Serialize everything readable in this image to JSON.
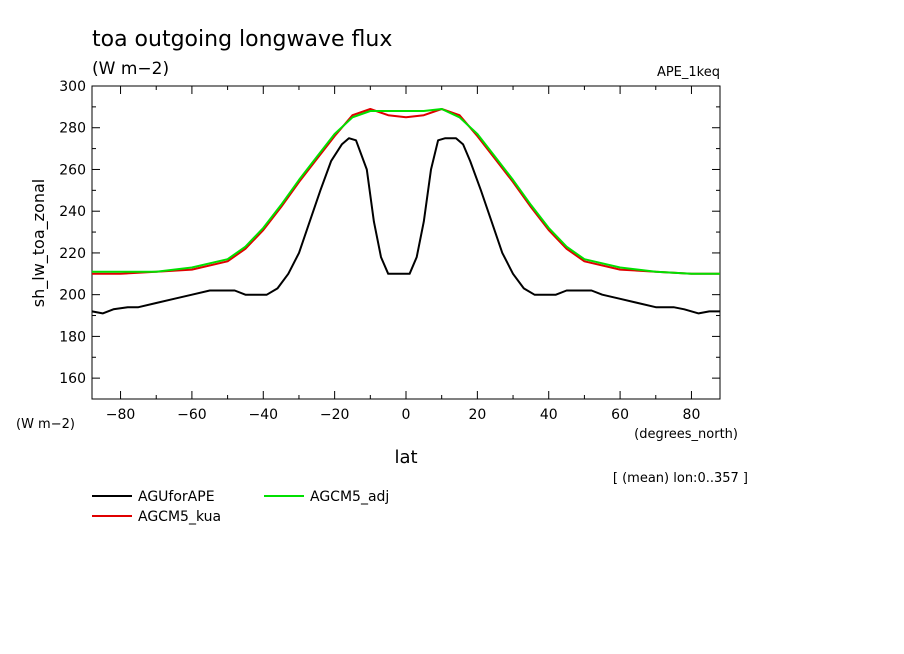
{
  "chart_data": {
    "type": "line",
    "title": "toa outgoing longwave flux",
    "subtitle": "(W m−2)",
    "run_label": "APE_1keq",
    "ylabel": "sh_lw_toa_zonal",
    "yunits": "(W m−2)",
    "xlabel": "lat",
    "xunits": "(degrees_north)",
    "footnote": "[ (mean) lon:0..357 ]",
    "xlim": [
      -88,
      88
    ],
    "ylim": [
      150,
      300
    ],
    "xticks": [
      -80,
      -60,
      -40,
      -20,
      0,
      20,
      40,
      60,
      80
    ],
    "yticks": [
      160,
      180,
      200,
      220,
      240,
      260,
      280,
      300
    ],
    "grid": false,
    "legend_position": "below",
    "series": [
      {
        "name": "AGUforAPE",
        "color": "#000000",
        "x": [
          -88,
          -85,
          -82,
          -78,
          -75,
          -70,
          -65,
          -60,
          -55,
          -52,
          -48,
          -45,
          -42,
          -39,
          -36,
          -33,
          -30,
          -27,
          -24,
          -21,
          -18,
          -16,
          -14,
          -11,
          -9,
          -7,
          -5,
          -3,
          -1,
          1,
          3,
          5,
          7,
          9,
          11,
          14,
          16,
          18,
          21,
          24,
          27,
          30,
          33,
          36,
          39,
          42,
          45,
          48,
          52,
          55,
          60,
          65,
          70,
          75,
          78,
          82,
          85,
          88
        ],
        "y": [
          192,
          191,
          193,
          194,
          194,
          196,
          198,
          200,
          202,
          202,
          202,
          200,
          200,
          200,
          203,
          210,
          220,
          235,
          250,
          264,
          272,
          275,
          274,
          260,
          235,
          218,
          210,
          210,
          210,
          210,
          218,
          235,
          260,
          274,
          275,
          275,
          272,
          264,
          250,
          235,
          220,
          210,
          203,
          200,
          200,
          200,
          202,
          202,
          202,
          200,
          198,
          196,
          194,
          194,
          193,
          191,
          192,
          192
        ]
      },
      {
        "name": "AGCM5_kua",
        "color": "#e00000",
        "x": [
          -88,
          -80,
          -70,
          -60,
          -50,
          -45,
          -40,
          -35,
          -30,
          -25,
          -20,
          -15,
          -10,
          -5,
          0,
          5,
          10,
          15,
          20,
          25,
          30,
          35,
          40,
          45,
          50,
          60,
          70,
          80,
          88
        ],
        "y": [
          210,
          210,
          211,
          212,
          216,
          222,
          231,
          242,
          254,
          265,
          276,
          286,
          289,
          286,
          285,
          286,
          289,
          286,
          276,
          265,
          254,
          242,
          231,
          222,
          216,
          212,
          211,
          210,
          210
        ]
      },
      {
        "name": "AGCM5_adj",
        "color": "#00e000",
        "x": [
          -88,
          -80,
          -70,
          -60,
          -50,
          -45,
          -40,
          -35,
          -30,
          -25,
          -20,
          -15,
          -10,
          -5,
          0,
          5,
          10,
          15,
          20,
          25,
          30,
          35,
          40,
          45,
          50,
          60,
          70,
          80,
          88
        ],
        "y": [
          211,
          211,
          211,
          213,
          217,
          223,
          232,
          243,
          255,
          266,
          277,
          285,
          288,
          288,
          288,
          288,
          289,
          285,
          277,
          266,
          255,
          243,
          232,
          223,
          217,
          213,
          211,
          210,
          210
        ]
      }
    ]
  }
}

● WHAT IS ASKED:
Reproduce the material above verbatim; omit every picture.

● WRITTEN RESPONSE:
Serialize everything readable in this image to JSON.
{
  "chart_data": {
    "type": "line",
    "title": "toa outgoing longwave flux",
    "subtitle": "(W m−2)",
    "run_label": "APE_1keq",
    "ylabel": "sh_lw_toa_zonal",
    "yunits": "(W m−2)",
    "xlabel": "lat",
    "xunits": "(degrees_north)",
    "footnote": "[ (mean) lon:0..357 ]",
    "xlim": [
      -88,
      88
    ],
    "ylim": [
      150,
      300
    ],
    "xticks": [
      -80,
      -60,
      -40,
      -20,
      0,
      20,
      40,
      60,
      80
    ],
    "yticks": [
      160,
      180,
      200,
      220,
      240,
      260,
      280,
      300
    ],
    "grid": false,
    "legend_position": "below",
    "series": [
      {
        "name": "AGUforAPE",
        "color": "#000000",
        "x": [
          -88,
          -85,
          -82,
          -78,
          -75,
          -70,
          -65,
          -60,
          -55,
          -52,
          -48,
          -45,
          -42,
          -39,
          -36,
          -33,
          -30,
          -27,
          -24,
          -21,
          -18,
          -16,
          -14,
          -11,
          -9,
          -7,
          -5,
          -3,
          -1,
          1,
          3,
          5,
          7,
          9,
          11,
          14,
          16,
          18,
          21,
          24,
          27,
          30,
          33,
          36,
          39,
          42,
          45,
          48,
          52,
          55,
          60,
          65,
          70,
          75,
          78,
          82,
          85,
          88
        ],
        "y": [
          192,
          191,
          193,
          194,
          194,
          196,
          198,
          200,
          202,
          202,
          202,
          200,
          200,
          200,
          203,
          210,
          220,
          235,
          250,
          264,
          272,
          275,
          274,
          260,
          235,
          218,
          210,
          210,
          210,
          210,
          218,
          235,
          260,
          274,
          275,
          275,
          272,
          264,
          250,
          235,
          220,
          210,
          203,
          200,
          200,
          200,
          202,
          202,
          202,
          200,
          198,
          196,
          194,
          194,
          193,
          191,
          192,
          192
        ]
      },
      {
        "name": "AGCM5_kua",
        "color": "#e00000",
        "x": [
          -88,
          -80,
          -70,
          -60,
          -50,
          -45,
          -40,
          -35,
          -30,
          -25,
          -20,
          -15,
          -10,
          -5,
          0,
          5,
          10,
          15,
          20,
          25,
          30,
          35,
          40,
          45,
          50,
          60,
          70,
          80,
          88
        ],
        "y": [
          210,
          210,
          211,
          212,
          216,
          222,
          231,
          242,
          254,
          265,
          276,
          286,
          289,
          286,
          285,
          286,
          289,
          286,
          276,
          265,
          254,
          242,
          231,
          222,
          216,
          212,
          211,
          210,
          210
        ]
      },
      {
        "name": "AGCM5_adj",
        "color": "#00e000",
        "x": [
          -88,
          -80,
          -70,
          -60,
          -50,
          -45,
          -40,
          -35,
          -30,
          -25,
          -20,
          -15,
          -10,
          -5,
          0,
          5,
          10,
          15,
          20,
          25,
          30,
          35,
          40,
          45,
          50,
          60,
          70,
          80,
          88
        ],
        "y": [
          211,
          211,
          211,
          213,
          217,
          223,
          232,
          243,
          255,
          266,
          277,
          285,
          288,
          288,
          288,
          288,
          289,
          285,
          277,
          266,
          255,
          243,
          232,
          223,
          217,
          213,
          211,
          210,
          210
        ]
      }
    ]
  }
}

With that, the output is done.